EXERCISE TASK: Look through the material below and count the lines with the string "screenshot". Report only the count.

DATA TO PROCESS:
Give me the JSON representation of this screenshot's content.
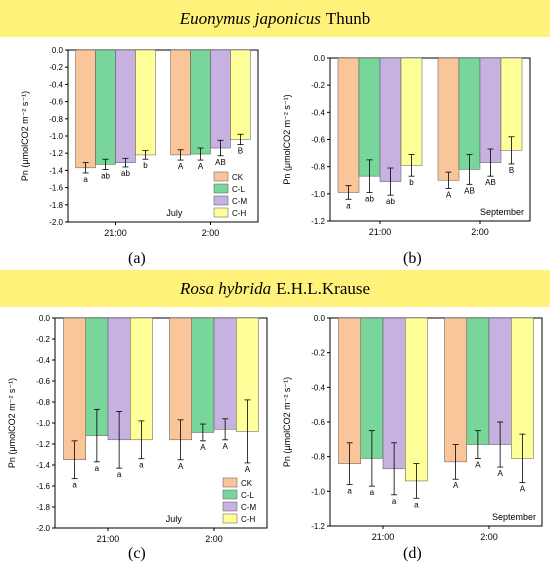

...

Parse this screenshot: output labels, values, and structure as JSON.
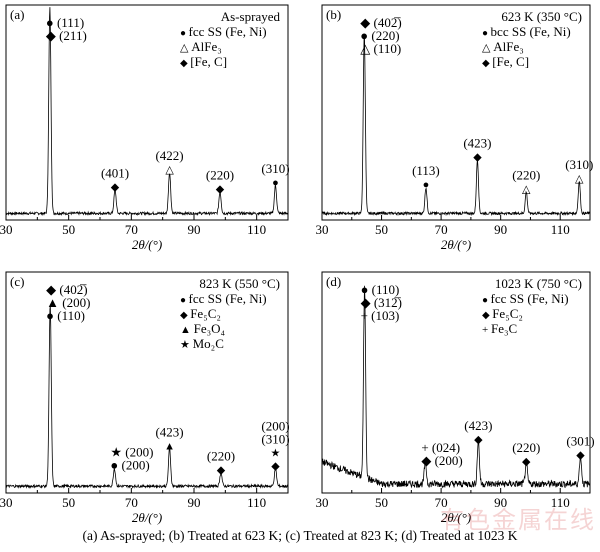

...

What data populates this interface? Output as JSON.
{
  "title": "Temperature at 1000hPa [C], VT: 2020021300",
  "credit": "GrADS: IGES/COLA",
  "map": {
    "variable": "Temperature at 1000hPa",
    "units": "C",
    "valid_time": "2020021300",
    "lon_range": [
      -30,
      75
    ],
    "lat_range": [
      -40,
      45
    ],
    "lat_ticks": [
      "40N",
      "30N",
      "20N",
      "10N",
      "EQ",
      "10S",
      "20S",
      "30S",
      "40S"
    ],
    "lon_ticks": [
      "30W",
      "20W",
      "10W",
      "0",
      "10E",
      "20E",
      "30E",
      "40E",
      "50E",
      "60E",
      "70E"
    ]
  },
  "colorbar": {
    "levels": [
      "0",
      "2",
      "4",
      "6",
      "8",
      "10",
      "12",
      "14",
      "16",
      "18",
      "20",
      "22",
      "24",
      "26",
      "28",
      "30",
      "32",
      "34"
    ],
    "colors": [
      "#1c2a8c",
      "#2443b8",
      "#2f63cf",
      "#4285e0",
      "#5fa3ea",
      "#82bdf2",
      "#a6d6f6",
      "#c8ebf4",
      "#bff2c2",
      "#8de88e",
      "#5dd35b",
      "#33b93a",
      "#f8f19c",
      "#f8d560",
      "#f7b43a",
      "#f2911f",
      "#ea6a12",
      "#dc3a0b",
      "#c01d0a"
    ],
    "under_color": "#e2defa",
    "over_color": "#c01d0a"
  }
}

THE REPLY: 2